■ Short exercise ■
The data below is to be returned in full and exactly.

Stored records:
——
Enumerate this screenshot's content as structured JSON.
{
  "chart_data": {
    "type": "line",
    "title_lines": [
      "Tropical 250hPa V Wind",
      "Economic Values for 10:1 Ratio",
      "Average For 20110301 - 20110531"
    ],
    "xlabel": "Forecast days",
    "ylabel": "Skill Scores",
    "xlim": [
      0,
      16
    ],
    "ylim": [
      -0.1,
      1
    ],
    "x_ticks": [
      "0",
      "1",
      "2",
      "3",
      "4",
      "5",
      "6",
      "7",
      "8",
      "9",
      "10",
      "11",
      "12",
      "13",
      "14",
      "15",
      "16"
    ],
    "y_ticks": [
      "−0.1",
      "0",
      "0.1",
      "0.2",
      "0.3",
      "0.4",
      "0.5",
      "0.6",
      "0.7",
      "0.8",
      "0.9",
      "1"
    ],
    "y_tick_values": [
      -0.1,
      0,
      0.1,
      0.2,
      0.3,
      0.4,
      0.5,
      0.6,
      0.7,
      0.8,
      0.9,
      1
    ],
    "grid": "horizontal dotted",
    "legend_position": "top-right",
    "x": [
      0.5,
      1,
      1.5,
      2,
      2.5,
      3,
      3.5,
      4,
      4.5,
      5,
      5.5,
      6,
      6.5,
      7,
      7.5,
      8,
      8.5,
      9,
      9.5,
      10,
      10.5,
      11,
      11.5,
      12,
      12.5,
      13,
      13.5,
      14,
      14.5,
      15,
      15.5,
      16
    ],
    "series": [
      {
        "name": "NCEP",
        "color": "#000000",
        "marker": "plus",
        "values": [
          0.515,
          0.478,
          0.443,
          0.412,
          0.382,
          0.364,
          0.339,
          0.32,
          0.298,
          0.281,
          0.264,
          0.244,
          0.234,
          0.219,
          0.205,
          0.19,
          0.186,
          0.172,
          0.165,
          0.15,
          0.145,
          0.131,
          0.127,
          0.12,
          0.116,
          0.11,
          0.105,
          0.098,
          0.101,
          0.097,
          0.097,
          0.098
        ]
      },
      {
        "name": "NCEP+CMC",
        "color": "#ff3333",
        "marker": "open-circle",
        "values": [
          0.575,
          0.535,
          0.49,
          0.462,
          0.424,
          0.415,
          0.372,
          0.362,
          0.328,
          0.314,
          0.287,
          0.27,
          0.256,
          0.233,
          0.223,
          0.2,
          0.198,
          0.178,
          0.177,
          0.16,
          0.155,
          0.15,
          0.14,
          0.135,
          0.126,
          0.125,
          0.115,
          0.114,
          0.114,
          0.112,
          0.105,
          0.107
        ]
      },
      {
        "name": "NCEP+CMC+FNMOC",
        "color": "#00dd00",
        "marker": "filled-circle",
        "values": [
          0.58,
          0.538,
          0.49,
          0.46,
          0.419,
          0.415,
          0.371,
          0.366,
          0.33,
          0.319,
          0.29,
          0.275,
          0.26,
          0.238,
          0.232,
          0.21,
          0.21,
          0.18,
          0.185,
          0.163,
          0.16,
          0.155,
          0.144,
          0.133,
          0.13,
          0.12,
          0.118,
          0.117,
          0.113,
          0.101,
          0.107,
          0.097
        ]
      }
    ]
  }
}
——
■ In response ■
Enumerate this screenshot's content as structured JSON.
{
  "chart_data": {
    "type": "line",
    "title_lines": [
      "Tropical 250hPa V Wind",
      "Economic Values for 10:1 Ratio",
      "Average For 20110301 - 20110531"
    ],
    "xlabel": "Forecast days",
    "ylabel": "Skill Scores",
    "xlim": [
      0,
      16
    ],
    "ylim": [
      -0.1,
      1
    ],
    "x_ticks": [
      "0",
      "1",
      "2",
      "3",
      "4",
      "5",
      "6",
      "7",
      "8",
      "9",
      "10",
      "11",
      "12",
      "13",
      "14",
      "15",
      "16"
    ],
    "y_ticks": [
      "−0.1",
      "0",
      "0.1",
      "0.2",
      "0.3",
      "0.4",
      "0.5",
      "0.6",
      "0.7",
      "0.8",
      "0.9",
      "1"
    ],
    "y_tick_values": [
      -0.1,
      0,
      0.1,
      0.2,
      0.3,
      0.4,
      0.5,
      0.6,
      0.7,
      0.8,
      0.9,
      1
    ],
    "grid": "horizontal dotted",
    "legend_position": "top-right",
    "x": [
      0.5,
      1,
      1.5,
      2,
      2.5,
      3,
      3.5,
      4,
      4.5,
      5,
      5.5,
      6,
      6.5,
      7,
      7.5,
      8,
      8.5,
      9,
      9.5,
      10,
      10.5,
      11,
      11.5,
      12,
      12.5,
      13,
      13.5,
      14,
      14.5,
      15,
      15.5,
      16
    ],
    "series": [
      {
        "name": "NCEP",
        "color": "#000000",
        "marker": "plus",
        "values": [
          0.515,
          0.478,
          0.443,
          0.412,
          0.382,
          0.364,
          0.339,
          0.32,
          0.298,
          0.281,
          0.264,
          0.244,
          0.234,
          0.219,
          0.205,
          0.19,
          0.186,
          0.172,
          0.165,
          0.15,
          0.145,
          0.131,
          0.127,
          0.12,
          0.116,
          0.11,
          0.105,
          0.098,
          0.101,
          0.097,
          0.097,
          0.098
        ]
      },
      {
        "name": "NCEP+CMC",
        "color": "#ff3333",
        "marker": "open-circle",
        "values": [
          0.575,
          0.535,
          0.49,
          0.462,
          0.424,
          0.415,
          0.372,
          0.362,
          0.328,
          0.314,
          0.287,
          0.27,
          0.256,
          0.233,
          0.223,
          0.2,
          0.198,
          0.178,
          0.177,
          0.16,
          0.155,
          0.15,
          0.14,
          0.135,
          0.126,
          0.125,
          0.115,
          0.114,
          0.114,
          0.112,
          0.105,
          0.107
        ]
      },
      {
        "name": "NCEP+CMC+FNMOC",
        "color": "#00dd00",
        "marker": "filled-circle",
        "values": [
          0.58,
          0.538,
          0.49,
          0.46,
          0.419,
          0.415,
          0.371,
          0.366,
          0.33,
          0.319,
          0.29,
          0.275,
          0.26,
          0.238,
          0.232,
          0.21,
          0.21,
          0.18,
          0.185,
          0.163,
          0.16,
          0.155,
          0.144,
          0.133,
          0.13,
          0.12,
          0.118,
          0.117,
          0.113,
          0.101,
          0.107,
          0.097
        ]
      }
    ]
  }
}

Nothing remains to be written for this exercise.